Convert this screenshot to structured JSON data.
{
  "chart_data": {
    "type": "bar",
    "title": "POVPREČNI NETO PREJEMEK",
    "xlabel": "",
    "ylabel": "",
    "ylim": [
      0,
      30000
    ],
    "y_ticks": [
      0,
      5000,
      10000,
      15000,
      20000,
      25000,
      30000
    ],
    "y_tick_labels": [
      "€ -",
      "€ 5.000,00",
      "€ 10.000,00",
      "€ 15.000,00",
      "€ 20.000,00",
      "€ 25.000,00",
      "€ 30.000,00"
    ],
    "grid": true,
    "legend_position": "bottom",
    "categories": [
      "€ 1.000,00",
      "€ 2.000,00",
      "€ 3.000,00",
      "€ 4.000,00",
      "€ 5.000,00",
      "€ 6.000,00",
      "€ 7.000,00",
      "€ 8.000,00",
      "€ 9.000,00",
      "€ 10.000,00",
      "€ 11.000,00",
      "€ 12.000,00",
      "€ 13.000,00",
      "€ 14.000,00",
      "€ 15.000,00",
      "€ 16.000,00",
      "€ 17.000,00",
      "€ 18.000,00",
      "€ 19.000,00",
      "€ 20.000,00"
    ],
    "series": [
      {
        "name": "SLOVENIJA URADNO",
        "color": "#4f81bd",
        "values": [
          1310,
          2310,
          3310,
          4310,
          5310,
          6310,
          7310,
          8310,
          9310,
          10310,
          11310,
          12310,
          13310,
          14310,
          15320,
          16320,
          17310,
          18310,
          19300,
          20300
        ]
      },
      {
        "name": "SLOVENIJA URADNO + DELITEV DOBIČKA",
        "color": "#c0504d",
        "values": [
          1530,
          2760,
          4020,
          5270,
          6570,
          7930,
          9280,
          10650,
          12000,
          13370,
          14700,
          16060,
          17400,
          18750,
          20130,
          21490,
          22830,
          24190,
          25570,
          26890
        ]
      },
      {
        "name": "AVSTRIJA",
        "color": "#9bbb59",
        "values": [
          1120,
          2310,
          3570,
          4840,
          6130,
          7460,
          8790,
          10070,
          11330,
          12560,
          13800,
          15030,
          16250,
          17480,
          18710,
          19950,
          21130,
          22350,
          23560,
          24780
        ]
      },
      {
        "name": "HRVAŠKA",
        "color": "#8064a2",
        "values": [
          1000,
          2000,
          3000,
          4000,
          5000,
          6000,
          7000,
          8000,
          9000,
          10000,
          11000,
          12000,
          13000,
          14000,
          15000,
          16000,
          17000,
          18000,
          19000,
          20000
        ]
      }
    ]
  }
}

# Job
Take the records above and return them exactly as written.

# Exercise result
Convert this screenshot to structured JSON data.
{
  "chart_data": {
    "type": "bar",
    "title": "POVPREČNI NETO PREJEMEK",
    "xlabel": "",
    "ylabel": "",
    "ylim": [
      0,
      30000
    ],
    "y_ticks": [
      0,
      5000,
      10000,
      15000,
      20000,
      25000,
      30000
    ],
    "y_tick_labels": [
      "€ -",
      "€ 5.000,00",
      "€ 10.000,00",
      "€ 15.000,00",
      "€ 20.000,00",
      "€ 25.000,00",
      "€ 30.000,00"
    ],
    "grid": true,
    "legend_position": "bottom",
    "categories": [
      "€ 1.000,00",
      "€ 2.000,00",
      "€ 3.000,00",
      "€ 4.000,00",
      "€ 5.000,00",
      "€ 6.000,00",
      "€ 7.000,00",
      "€ 8.000,00",
      "€ 9.000,00",
      "€ 10.000,00",
      "€ 11.000,00",
      "€ 12.000,00",
      "€ 13.000,00",
      "€ 14.000,00",
      "€ 15.000,00",
      "€ 16.000,00",
      "€ 17.000,00",
      "€ 18.000,00",
      "€ 19.000,00",
      "€ 20.000,00"
    ],
    "series": [
      {
        "name": "SLOVENIJA URADNO",
        "color": "#4f81bd",
        "values": [
          1310,
          2310,
          3310,
          4310,
          5310,
          6310,
          7310,
          8310,
          9310,
          10310,
          11310,
          12310,
          13310,
          14310,
          15320,
          16320,
          17310,
          18310,
          19300,
          20300
        ]
      },
      {
        "name": "SLOVENIJA URADNO + DELITEV DOBIČKA",
        "color": "#c0504d",
        "values": [
          1530,
          2760,
          4020,
          5270,
          6570,
          7930,
          9280,
          10650,
          12000,
          13370,
          14700,
          16060,
          17400,
          18750,
          20130,
          21490,
          22830,
          24190,
          25570,
          26890
        ]
      },
      {
        "name": "AVSTRIJA",
        "color": "#9bbb59",
        "values": [
          1120,
          2310,
          3570,
          4840,
          6130,
          7460,
          8790,
          10070,
          11330,
          12560,
          13800,
          15030,
          16250,
          17480,
          18710,
          19950,
          21130,
          22350,
          23560,
          24780
        ]
      },
      {
        "name": "HRVAŠKA",
        "color": "#8064a2",
        "values": [
          1000,
          2000,
          3000,
          4000,
          5000,
          6000,
          7000,
          8000,
          9000,
          10000,
          11000,
          12000,
          13000,
          14000,
          15000,
          16000,
          17000,
          18000,
          19000,
          20000
        ]
      }
    ]
  }
}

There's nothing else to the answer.